** Given information **

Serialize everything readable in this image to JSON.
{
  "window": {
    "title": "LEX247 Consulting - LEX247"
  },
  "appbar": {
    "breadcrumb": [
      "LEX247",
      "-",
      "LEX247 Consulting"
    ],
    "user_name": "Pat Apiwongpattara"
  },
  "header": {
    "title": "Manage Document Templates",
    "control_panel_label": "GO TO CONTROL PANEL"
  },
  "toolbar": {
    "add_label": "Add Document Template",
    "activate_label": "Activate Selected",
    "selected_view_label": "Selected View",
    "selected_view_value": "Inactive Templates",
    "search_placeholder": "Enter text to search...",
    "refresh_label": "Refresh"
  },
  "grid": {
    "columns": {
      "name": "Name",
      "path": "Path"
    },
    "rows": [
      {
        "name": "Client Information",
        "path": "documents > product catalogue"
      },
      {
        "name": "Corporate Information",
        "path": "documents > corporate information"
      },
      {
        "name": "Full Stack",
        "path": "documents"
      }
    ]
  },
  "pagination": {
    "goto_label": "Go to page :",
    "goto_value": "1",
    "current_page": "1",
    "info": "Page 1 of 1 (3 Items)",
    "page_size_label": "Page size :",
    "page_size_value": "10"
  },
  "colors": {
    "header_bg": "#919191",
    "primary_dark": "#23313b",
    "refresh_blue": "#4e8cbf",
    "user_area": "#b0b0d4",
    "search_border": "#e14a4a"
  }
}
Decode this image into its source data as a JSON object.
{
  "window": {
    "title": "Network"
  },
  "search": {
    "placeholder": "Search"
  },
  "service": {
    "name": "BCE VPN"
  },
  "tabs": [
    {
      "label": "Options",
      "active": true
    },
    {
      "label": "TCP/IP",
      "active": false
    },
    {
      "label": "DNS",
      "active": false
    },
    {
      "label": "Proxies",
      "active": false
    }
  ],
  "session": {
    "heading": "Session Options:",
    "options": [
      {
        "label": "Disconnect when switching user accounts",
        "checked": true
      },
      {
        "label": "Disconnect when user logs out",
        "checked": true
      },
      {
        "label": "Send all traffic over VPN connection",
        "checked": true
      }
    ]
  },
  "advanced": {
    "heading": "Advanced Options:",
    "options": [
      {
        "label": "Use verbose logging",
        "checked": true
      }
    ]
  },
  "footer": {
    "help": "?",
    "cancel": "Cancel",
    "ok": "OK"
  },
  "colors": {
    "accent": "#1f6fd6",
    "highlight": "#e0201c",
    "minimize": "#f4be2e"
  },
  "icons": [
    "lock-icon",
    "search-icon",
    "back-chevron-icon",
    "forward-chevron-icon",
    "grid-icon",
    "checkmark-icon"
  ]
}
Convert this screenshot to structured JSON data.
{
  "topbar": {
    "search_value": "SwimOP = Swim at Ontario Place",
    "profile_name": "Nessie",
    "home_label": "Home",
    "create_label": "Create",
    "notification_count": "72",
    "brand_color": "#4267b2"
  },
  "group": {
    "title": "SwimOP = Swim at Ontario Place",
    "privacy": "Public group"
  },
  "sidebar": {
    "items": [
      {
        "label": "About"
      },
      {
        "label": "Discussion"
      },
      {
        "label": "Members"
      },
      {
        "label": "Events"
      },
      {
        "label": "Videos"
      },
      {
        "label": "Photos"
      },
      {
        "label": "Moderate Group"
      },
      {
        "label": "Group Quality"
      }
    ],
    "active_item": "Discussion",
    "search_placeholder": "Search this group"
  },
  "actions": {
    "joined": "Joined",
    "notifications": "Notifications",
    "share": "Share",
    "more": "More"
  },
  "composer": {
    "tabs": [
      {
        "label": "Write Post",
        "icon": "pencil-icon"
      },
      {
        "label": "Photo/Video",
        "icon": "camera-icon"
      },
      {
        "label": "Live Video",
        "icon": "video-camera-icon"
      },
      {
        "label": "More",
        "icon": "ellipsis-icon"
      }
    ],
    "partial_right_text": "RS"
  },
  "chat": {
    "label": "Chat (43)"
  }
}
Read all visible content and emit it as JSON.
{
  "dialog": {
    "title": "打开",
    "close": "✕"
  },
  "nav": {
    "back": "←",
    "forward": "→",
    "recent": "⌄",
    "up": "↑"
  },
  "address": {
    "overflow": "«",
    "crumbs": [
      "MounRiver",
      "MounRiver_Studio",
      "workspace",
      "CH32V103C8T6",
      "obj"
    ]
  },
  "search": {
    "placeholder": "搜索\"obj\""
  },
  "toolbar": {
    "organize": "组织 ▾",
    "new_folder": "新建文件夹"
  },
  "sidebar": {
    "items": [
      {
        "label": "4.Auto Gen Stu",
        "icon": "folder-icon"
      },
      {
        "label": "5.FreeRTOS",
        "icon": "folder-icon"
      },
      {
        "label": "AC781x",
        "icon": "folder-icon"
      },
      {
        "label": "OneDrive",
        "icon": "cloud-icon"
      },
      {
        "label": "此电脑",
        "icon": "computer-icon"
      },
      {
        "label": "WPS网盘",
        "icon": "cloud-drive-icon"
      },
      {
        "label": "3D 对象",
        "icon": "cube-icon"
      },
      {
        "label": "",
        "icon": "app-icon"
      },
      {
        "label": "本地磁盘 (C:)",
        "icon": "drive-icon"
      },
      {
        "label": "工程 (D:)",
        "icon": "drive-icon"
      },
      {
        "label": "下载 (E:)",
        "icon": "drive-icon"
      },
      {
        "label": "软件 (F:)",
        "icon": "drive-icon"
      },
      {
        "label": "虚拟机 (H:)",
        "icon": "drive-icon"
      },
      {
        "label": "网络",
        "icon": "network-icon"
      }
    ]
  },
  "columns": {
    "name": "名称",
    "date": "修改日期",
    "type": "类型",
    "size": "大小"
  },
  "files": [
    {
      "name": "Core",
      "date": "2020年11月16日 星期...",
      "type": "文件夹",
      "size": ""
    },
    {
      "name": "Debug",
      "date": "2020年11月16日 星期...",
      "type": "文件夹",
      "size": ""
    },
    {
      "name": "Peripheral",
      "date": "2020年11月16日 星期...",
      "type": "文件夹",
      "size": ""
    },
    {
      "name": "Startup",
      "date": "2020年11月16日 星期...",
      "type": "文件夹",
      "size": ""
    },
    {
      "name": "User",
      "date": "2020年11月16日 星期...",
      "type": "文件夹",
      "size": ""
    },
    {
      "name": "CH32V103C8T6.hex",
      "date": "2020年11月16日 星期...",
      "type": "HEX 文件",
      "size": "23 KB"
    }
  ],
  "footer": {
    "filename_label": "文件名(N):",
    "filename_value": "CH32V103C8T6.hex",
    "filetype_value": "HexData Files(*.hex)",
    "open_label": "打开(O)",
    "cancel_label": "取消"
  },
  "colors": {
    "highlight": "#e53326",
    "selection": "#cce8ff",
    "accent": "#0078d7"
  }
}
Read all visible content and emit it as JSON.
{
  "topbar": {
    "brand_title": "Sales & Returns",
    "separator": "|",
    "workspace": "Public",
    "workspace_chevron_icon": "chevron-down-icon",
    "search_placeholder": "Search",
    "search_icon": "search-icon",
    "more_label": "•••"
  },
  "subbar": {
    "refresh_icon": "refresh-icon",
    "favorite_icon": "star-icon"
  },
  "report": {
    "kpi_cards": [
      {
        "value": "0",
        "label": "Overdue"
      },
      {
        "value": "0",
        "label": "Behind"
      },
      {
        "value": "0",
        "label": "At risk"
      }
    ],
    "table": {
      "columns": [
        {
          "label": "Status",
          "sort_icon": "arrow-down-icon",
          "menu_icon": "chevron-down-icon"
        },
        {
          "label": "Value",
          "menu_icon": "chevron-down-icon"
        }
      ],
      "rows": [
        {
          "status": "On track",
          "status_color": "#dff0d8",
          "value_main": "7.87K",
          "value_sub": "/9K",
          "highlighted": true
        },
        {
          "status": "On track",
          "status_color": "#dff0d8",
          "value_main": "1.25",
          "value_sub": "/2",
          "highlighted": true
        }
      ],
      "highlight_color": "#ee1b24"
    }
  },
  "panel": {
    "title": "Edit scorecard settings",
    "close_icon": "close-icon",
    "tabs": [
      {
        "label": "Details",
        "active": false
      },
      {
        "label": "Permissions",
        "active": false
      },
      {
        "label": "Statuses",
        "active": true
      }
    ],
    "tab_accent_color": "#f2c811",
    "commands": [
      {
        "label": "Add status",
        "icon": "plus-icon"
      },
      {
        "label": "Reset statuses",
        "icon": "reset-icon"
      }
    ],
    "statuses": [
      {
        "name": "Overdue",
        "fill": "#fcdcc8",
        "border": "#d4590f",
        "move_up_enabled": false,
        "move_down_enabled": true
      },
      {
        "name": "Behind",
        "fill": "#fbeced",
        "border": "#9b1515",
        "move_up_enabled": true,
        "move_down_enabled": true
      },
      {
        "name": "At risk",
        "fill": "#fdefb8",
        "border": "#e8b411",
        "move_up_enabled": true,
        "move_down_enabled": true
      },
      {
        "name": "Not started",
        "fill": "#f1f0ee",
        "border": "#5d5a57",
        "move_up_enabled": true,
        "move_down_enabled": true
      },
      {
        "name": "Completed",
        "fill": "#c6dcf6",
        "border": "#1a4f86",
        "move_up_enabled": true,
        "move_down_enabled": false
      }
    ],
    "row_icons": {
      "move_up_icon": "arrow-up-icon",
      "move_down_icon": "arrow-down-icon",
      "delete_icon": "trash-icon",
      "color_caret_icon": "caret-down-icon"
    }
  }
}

** Objective **
Look for the word "SwimOP" in every line of the listing and copy the lines that have it.

** The response **
    "search_value": "SwimOP = Swim at Ontario Place",
    "title": "SwimOP = Swim at Ontario Place",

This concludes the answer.